» REQUIREMENT
Of the lines in the entries below, state how many hold the word "this". Say nothing else.

» PROVIDED RECORDS
##############################

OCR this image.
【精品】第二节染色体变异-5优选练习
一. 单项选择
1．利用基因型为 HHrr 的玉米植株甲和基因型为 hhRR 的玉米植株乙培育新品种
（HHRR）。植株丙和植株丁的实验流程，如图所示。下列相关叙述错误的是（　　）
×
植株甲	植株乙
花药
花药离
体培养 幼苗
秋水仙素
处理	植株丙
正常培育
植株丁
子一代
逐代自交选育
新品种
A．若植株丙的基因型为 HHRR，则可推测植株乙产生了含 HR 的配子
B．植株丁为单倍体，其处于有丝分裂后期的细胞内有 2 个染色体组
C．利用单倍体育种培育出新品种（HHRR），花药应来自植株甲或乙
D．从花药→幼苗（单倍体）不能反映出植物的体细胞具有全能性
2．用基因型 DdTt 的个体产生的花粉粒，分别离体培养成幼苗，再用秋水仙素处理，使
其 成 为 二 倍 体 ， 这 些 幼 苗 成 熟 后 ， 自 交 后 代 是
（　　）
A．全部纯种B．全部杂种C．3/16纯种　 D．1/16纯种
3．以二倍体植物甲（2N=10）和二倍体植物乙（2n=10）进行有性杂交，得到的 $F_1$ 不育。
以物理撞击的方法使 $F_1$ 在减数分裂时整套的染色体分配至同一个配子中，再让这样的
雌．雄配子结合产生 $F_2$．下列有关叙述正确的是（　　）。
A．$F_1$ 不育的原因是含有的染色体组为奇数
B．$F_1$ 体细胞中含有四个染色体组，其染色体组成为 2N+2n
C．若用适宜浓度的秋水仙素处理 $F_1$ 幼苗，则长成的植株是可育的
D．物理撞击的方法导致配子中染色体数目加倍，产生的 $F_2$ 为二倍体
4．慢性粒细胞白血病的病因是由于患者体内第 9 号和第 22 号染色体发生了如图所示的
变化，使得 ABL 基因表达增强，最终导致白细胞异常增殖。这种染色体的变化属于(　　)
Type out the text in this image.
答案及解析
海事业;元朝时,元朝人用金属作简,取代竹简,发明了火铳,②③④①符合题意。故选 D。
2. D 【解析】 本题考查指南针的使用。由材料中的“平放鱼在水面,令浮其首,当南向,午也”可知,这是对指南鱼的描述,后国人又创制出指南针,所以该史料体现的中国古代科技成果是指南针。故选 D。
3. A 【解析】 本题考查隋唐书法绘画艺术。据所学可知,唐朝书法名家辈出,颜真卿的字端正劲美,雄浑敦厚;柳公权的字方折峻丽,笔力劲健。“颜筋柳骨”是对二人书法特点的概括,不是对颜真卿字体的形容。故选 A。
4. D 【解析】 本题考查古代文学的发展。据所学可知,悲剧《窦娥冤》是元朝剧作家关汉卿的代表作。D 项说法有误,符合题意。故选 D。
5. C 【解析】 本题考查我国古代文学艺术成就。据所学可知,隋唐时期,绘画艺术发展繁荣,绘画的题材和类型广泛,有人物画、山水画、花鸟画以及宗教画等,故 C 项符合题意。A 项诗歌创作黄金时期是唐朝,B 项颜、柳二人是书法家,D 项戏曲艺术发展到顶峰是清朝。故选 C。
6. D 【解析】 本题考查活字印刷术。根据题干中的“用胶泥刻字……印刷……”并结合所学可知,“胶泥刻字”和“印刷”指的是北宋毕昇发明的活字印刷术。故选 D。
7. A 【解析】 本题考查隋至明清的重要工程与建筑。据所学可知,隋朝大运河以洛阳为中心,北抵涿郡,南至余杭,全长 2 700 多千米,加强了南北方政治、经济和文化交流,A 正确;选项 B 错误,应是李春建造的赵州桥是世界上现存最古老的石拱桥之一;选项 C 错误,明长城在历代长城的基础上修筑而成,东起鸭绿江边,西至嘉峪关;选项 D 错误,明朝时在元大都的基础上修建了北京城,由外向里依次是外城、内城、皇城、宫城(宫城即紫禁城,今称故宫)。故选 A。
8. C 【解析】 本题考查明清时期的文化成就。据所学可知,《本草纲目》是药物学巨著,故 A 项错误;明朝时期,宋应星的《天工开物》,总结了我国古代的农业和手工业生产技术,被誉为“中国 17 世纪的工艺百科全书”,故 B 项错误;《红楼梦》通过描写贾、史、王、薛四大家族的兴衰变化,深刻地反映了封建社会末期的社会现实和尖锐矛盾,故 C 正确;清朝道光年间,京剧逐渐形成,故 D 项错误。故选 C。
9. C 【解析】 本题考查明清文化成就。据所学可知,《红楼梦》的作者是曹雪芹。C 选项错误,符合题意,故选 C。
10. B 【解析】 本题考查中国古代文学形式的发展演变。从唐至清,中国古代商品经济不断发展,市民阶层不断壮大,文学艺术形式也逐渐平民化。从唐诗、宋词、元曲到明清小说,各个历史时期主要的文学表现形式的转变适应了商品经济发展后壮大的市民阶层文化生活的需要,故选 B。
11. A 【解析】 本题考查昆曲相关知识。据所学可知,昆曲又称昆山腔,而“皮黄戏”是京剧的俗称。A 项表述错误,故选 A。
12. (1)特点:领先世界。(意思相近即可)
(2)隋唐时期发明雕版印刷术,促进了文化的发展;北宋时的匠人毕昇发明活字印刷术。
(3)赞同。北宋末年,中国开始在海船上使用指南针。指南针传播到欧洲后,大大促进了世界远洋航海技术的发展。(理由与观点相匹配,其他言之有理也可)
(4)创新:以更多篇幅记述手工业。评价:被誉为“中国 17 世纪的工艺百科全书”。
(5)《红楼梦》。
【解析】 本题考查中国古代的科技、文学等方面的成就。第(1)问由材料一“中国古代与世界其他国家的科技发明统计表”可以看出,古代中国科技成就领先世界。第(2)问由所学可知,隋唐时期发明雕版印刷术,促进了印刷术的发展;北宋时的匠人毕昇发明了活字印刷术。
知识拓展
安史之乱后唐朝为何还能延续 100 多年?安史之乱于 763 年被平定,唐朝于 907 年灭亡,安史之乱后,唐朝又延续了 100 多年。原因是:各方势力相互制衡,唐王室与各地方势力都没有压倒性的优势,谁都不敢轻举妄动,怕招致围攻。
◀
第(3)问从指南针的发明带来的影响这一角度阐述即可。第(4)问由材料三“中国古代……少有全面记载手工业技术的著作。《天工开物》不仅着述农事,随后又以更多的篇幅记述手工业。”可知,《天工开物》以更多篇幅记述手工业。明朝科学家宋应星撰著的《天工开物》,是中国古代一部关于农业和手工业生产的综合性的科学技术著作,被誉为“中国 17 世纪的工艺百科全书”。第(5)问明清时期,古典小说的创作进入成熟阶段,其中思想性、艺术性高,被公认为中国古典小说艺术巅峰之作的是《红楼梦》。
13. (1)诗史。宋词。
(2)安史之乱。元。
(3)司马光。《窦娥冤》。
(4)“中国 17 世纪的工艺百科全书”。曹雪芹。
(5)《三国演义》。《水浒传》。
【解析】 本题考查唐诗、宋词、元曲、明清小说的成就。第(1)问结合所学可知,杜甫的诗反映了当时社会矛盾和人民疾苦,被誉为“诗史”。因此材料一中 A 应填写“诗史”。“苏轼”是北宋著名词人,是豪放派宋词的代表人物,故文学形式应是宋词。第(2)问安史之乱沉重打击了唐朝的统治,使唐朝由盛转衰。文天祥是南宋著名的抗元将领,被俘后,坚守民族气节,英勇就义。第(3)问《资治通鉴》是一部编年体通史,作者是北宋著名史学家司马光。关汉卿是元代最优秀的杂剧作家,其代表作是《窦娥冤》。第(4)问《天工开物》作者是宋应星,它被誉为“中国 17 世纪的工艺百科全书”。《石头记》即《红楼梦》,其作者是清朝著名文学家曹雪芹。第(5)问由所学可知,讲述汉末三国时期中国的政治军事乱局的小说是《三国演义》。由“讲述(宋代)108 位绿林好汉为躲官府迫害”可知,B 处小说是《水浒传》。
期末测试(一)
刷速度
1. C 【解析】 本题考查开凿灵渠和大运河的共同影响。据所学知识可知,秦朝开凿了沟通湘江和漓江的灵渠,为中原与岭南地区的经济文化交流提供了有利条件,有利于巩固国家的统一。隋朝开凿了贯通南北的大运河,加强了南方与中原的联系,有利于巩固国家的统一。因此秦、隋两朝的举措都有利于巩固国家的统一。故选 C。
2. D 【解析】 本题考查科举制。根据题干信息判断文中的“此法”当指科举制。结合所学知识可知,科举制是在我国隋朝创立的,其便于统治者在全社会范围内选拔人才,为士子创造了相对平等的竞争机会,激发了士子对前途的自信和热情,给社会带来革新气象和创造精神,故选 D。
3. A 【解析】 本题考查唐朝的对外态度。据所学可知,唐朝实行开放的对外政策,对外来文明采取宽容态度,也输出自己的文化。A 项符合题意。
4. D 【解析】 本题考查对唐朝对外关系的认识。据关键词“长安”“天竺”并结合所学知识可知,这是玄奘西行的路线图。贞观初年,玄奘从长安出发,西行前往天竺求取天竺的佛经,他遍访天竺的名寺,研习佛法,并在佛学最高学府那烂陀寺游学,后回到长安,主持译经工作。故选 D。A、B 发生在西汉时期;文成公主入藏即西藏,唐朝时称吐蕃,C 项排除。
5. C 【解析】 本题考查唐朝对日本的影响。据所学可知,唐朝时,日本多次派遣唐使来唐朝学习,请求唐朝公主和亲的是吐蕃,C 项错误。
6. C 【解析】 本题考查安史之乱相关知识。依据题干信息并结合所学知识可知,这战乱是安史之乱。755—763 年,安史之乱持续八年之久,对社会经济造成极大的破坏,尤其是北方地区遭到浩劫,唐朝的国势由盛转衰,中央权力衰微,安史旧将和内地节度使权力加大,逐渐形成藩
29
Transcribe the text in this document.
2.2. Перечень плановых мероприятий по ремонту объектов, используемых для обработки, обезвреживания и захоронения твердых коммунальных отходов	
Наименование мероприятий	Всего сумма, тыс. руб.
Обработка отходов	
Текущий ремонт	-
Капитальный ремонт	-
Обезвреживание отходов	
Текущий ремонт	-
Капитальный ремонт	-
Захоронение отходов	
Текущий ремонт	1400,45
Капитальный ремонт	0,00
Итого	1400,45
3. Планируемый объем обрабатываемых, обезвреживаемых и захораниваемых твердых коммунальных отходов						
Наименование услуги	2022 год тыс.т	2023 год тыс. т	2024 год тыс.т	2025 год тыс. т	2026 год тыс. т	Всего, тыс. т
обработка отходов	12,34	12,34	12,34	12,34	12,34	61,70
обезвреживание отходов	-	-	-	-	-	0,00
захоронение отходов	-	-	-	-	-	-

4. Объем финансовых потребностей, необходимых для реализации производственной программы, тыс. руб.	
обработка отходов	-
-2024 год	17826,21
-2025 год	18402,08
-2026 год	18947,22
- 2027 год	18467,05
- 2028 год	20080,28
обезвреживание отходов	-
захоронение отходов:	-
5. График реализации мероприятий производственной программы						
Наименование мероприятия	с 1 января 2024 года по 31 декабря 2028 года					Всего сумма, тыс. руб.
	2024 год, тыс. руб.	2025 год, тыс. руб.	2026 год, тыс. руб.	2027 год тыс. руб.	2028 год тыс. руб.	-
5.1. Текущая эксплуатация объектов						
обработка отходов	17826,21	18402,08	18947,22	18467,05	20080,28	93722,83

##############################

» RESPONSE TO THE EXERCISE
3